▸ Record set:
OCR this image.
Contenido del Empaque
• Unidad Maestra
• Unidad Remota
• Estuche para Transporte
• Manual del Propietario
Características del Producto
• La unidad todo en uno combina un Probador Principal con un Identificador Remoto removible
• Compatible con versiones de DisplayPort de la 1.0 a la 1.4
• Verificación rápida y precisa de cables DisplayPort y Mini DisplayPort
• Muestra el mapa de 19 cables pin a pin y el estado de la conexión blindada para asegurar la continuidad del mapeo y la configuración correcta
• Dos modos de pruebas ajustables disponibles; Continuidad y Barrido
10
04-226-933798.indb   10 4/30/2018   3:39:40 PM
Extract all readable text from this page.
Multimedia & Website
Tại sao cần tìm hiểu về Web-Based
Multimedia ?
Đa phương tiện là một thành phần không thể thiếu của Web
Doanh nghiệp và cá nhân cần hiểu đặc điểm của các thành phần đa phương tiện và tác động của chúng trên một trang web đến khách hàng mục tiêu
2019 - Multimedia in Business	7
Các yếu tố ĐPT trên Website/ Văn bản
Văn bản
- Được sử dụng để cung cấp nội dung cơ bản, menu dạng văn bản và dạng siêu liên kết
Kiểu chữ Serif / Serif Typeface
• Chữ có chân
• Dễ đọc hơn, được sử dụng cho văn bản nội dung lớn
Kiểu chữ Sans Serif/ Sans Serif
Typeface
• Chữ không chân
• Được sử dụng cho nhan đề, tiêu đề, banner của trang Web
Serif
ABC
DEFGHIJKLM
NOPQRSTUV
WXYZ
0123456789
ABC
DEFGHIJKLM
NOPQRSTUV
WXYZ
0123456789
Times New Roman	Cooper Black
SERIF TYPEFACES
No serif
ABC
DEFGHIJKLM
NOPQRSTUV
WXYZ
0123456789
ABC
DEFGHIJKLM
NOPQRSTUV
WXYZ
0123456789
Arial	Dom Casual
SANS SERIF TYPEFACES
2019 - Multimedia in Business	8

▸ Problem details:
Each line of the material above must be retyped precisely.

▸ Answer to the exercise:
OCR this image.
Contenido del Empaque
• Unidad Maestra
• Unidad Remota
• Estuche para Transporte
• Manual del Propietario
Características del Producto
• La unidad todo en uno combina un Probador Principal con un Identificador Remoto removible
• Compatible con versiones de DisplayPort de la 1.0 a la 1.4
• Verificación rápida y precisa de cables DisplayPort y Mini DisplayPort
• Muestra el mapa de 19 cables pin a pin y el estado de la conexión blindada para asegurar la continuidad del mapeo y la configuración correcta
• Dos modos de pruebas ajustables disponibles; Continuidad y Barrido
10
04-226-933798.indb   10 4/30/2018   3:39:40 PM
Extract all readable text from this page.
Multimedia & Website
Tại sao cần tìm hiểu về Web-Based
Multimedia ?
Đa phương tiện là một thành phần không thể thiếu của Web
Doanh nghiệp và cá nhân cần hiểu đặc điểm của các thành phần đa phương tiện và tác động của chúng trên một trang web đến khách hàng mục tiêu
2019 - Multimedia in Business	7
Các yếu tố ĐPT trên Website/ Văn bản
Văn bản
- Được sử dụng để cung cấp nội dung cơ bản, menu dạng văn bản và dạng siêu liên kết
Kiểu chữ Serif / Serif Typeface
• Chữ có chân
• Dễ đọc hơn, được sử dụng cho văn bản nội dung lớn
Kiểu chữ Sans Serif/ Sans Serif
Typeface
• Chữ không chân
• Được sử dụng cho nhan đề, tiêu đề, banner của trang Web
Serif
ABC
DEFGHIJKLM
NOPQRSTUV
WXYZ
0123456789
ABC
DEFGHIJKLM
NOPQRSTUV
WXYZ
0123456789
Times New Roman	Cooper Black
SERIF TYPEFACES
No serif
ABC
DEFGHIJKLM
NOPQRSTUV
WXYZ
0123456789
ABC
DEFGHIJKLM
NOPQRSTUV
WXYZ
0123456789
Arial	Dom Casual
SANS SERIF TYPEFACES
2019 - Multimedia in Business	8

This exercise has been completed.